■ Dataset ■
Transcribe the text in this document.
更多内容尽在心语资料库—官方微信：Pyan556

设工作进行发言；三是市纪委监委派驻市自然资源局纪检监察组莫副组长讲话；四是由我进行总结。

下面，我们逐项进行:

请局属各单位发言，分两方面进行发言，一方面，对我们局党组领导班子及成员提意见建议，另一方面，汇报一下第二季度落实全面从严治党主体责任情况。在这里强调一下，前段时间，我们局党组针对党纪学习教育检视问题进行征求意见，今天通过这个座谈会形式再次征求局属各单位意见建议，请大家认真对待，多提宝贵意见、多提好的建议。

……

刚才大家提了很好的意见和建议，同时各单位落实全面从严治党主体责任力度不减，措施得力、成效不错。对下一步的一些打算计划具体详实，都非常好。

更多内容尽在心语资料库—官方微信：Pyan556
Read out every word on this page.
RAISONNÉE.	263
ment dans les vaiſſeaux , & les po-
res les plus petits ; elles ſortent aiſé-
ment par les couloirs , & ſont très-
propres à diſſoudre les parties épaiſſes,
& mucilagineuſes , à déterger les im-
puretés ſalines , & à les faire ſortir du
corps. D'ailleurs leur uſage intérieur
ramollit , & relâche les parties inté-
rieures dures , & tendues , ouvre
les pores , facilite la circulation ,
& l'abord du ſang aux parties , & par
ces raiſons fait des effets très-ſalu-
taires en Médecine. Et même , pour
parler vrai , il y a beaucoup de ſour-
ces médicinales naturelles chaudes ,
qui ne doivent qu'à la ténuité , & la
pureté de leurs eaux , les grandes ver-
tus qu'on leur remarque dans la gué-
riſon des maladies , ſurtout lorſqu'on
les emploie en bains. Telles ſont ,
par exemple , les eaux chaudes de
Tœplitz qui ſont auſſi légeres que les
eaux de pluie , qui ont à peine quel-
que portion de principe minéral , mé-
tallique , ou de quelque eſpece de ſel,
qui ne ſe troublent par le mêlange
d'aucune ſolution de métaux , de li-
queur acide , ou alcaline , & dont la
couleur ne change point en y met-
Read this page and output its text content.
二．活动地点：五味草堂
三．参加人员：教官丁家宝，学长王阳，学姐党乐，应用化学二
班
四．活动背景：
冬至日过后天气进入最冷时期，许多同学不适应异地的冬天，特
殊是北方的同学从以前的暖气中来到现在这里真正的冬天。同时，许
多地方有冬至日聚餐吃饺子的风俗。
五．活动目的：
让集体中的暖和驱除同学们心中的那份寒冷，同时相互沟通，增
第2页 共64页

■ Job ■
Keep only the lines from the one containing "Read this page and output its text content." to the end of the entries, and repeat them exactly.

■ Written answer ■
Read this page and output its text content.
二．活动地点：五味草堂
三．参加人员：教官丁家宝，学长王阳，学姐党乐，应用化学二
班
四．活动背景：
冬至日过后天气进入最冷时期，许多同学不适应异地的冬天，特
殊是北方的同学从以前的暖气中来到现在这里真正的冬天。同时，许
多地方有冬至日聚餐吃饺子的风俗。
五．活动目的：
让集体中的暖和驱除同学们心中的那份寒冷，同时相互沟通，增
第2页 共64页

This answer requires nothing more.